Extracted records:
______

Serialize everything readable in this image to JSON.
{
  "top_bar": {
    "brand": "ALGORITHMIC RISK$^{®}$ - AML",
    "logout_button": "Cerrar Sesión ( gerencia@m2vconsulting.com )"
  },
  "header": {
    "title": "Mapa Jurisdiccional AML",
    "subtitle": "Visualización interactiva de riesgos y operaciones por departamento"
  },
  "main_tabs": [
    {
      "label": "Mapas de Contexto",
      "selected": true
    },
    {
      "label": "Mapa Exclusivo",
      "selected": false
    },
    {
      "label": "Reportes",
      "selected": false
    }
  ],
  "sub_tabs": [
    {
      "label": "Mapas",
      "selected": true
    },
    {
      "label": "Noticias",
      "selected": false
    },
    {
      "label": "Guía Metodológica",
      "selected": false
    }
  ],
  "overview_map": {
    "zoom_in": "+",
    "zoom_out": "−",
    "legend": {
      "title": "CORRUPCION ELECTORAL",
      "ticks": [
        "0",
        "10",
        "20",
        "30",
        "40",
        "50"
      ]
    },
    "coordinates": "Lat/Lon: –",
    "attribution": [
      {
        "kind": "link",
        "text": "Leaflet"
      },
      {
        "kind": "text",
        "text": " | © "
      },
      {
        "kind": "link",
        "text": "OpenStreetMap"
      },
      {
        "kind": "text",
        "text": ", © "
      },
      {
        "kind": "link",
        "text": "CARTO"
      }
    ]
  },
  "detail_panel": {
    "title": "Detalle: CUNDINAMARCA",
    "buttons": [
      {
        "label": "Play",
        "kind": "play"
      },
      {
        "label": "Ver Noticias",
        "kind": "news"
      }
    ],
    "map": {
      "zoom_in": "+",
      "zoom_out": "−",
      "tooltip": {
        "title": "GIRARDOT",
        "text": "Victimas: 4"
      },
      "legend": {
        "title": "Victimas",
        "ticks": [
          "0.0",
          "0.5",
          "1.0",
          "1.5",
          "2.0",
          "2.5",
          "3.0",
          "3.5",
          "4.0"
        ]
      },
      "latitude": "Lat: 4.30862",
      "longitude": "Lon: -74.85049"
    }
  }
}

______

Exercise:
Exactly reproduce every line found in the records.

Finished exercise:
Serialize everything readable in this image to JSON.
{
  "top_bar": {
    "brand": "ALGORITHMIC RISK$^{®}$ - AML",
    "logout_button": "Cerrar Sesión ( gerencia@m2vconsulting.com )"
  },
  "header": {
    "title": "Mapa Jurisdiccional AML",
    "subtitle": "Visualización interactiva de riesgos y operaciones por departamento"
  },
  "main_tabs": [
    {
      "label": "Mapas de Contexto",
      "selected": true
    },
    {
      "label": "Mapa Exclusivo",
      "selected": false
    },
    {
      "label": "Reportes",
      "selected": false
    }
  ],
  "sub_tabs": [
    {
      "label": "Mapas",
      "selected": true
    },
    {
      "label": "Noticias",
      "selected": false
    },
    {
      "label": "Guía Metodológica",
      "selected": false
    }
  ],
  "overview_map": {
    "zoom_in": "+",
    "zoom_out": "−",
    "legend": {
      "title": "CORRUPCION ELECTORAL",
      "ticks": [
        "0",
        "10",
        "20",
        "30",
        "40",
        "50"
      ]
    },
    "coordinates": "Lat/Lon: –",
    "attribution": [
      {
        "kind": "link",
        "text": "Leaflet"
      },
      {
        "kind": "text",
        "text": " | © "
      },
      {
        "kind": "link",
        "text": "OpenStreetMap"
      },
      {
        "kind": "text",
        "text": ", © "
      },
      {
        "kind": "link",
        "text": "CARTO"
      }
    ]
  },
  "detail_panel": {
    "title": "Detalle: CUNDINAMARCA",
    "buttons": [
      {
        "label": "Play",
        "kind": "play"
      },
      {
        "label": "Ver Noticias",
        "kind": "news"
      }
    ],
    "map": {
      "zoom_in": "+",
      "zoom_out": "−",
      "tooltip": {
        "title": "GIRARDOT",
        "text": "Victimas: 4"
      },
      "legend": {
        "title": "Victimas",
        "ticks": [
          "0.0",
          "0.5",
          "1.0",
          "1.5",
          "2.0",
          "2.5",
          "3.0",
          "3.5",
          "4.0"
        ]
      },
      "latitude": "Lat: 4.30862",
      "longitude": "Lon: -74.85049"
    }
  }
}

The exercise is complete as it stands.